Every line of the listing must be reproduced as it stands. Leave the images behind.

(Extracts from a graphics dataset)
"""

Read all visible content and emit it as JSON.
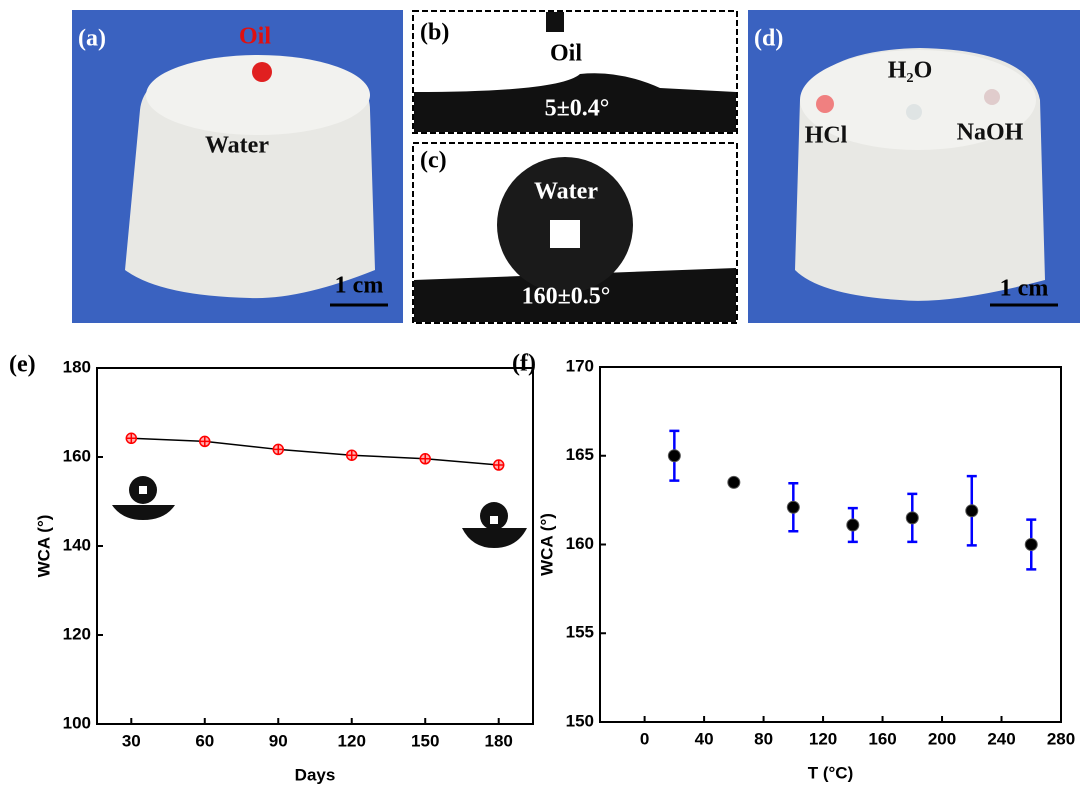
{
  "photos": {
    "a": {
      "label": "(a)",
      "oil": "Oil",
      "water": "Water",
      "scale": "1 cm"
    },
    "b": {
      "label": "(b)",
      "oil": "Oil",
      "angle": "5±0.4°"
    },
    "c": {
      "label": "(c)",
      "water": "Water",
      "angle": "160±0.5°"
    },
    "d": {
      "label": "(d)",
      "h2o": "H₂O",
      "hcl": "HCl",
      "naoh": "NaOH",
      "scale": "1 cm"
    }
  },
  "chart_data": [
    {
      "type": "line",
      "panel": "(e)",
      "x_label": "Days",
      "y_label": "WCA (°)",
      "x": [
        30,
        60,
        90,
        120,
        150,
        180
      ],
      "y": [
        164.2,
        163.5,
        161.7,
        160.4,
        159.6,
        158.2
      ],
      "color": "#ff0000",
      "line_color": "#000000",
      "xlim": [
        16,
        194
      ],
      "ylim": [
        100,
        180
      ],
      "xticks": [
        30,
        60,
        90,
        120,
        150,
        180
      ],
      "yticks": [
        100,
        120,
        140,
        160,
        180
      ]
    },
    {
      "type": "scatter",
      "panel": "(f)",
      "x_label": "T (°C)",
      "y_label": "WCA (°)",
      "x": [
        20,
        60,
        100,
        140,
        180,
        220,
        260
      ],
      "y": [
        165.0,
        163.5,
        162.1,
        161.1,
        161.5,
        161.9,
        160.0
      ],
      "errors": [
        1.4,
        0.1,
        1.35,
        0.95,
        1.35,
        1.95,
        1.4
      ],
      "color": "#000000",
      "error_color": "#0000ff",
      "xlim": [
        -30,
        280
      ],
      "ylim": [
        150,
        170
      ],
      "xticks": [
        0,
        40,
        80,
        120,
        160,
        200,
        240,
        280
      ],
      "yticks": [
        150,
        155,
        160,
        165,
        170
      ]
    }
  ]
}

"""

Reply:
Read all visible content and emit it as JSON.
{
  "photos": {
    "a": {
      "label": "(a)",
      "oil": "Oil",
      "water": "Water",
      "scale": "1 cm"
    },
    "b": {
      "label": "(b)",
      "oil": "Oil",
      "angle": "5±0.4°"
    },
    "c": {
      "label": "(c)",
      "water": "Water",
      "angle": "160±0.5°"
    },
    "d": {
      "label": "(d)",
      "h2o": "H₂O",
      "hcl": "HCl",
      "naoh": "NaOH",
      "scale": "1 cm"
    }
  },
  "chart_data": [
    {
      "type": "line",
      "panel": "(e)",
      "x_label": "Days",
      "y_label": "WCA (°)",
      "x": [
        30,
        60,
        90,
        120,
        150,
        180
      ],
      "y": [
        164.2,
        163.5,
        161.7,
        160.4,
        159.6,
        158.2
      ],
      "color": "#ff0000",
      "line_color": "#000000",
      "xlim": [
        16,
        194
      ],
      "ylim": [
        100,
        180
      ],
      "xticks": [
        30,
        60,
        90,
        120,
        150,
        180
      ],
      "yticks": [
        100,
        120,
        140,
        160,
        180
      ]
    },
    {
      "type": "scatter",
      "panel": "(f)",
      "x_label": "T (°C)",
      "y_label": "WCA (°)",
      "x": [
        20,
        60,
        100,
        140,
        180,
        220,
        260
      ],
      "y": [
        165.0,
        163.5,
        162.1,
        161.1,
        161.5,
        161.9,
        160.0
      ],
      "errors": [
        1.4,
        0.1,
        1.35,
        0.95,
        1.35,
        1.95,
        1.4
      ],
      "color": "#000000",
      "error_color": "#0000ff",
      "xlim": [
        -30,
        280
      ],
      "ylim": [
        150,
        170
      ],
      "xticks": [
        0,
        40,
        80,
        120,
        160,
        200,
        240,
        280
      ],
      "yticks": [
        150,
        155,
        160,
        165,
        170
      ]
    }
  ]
}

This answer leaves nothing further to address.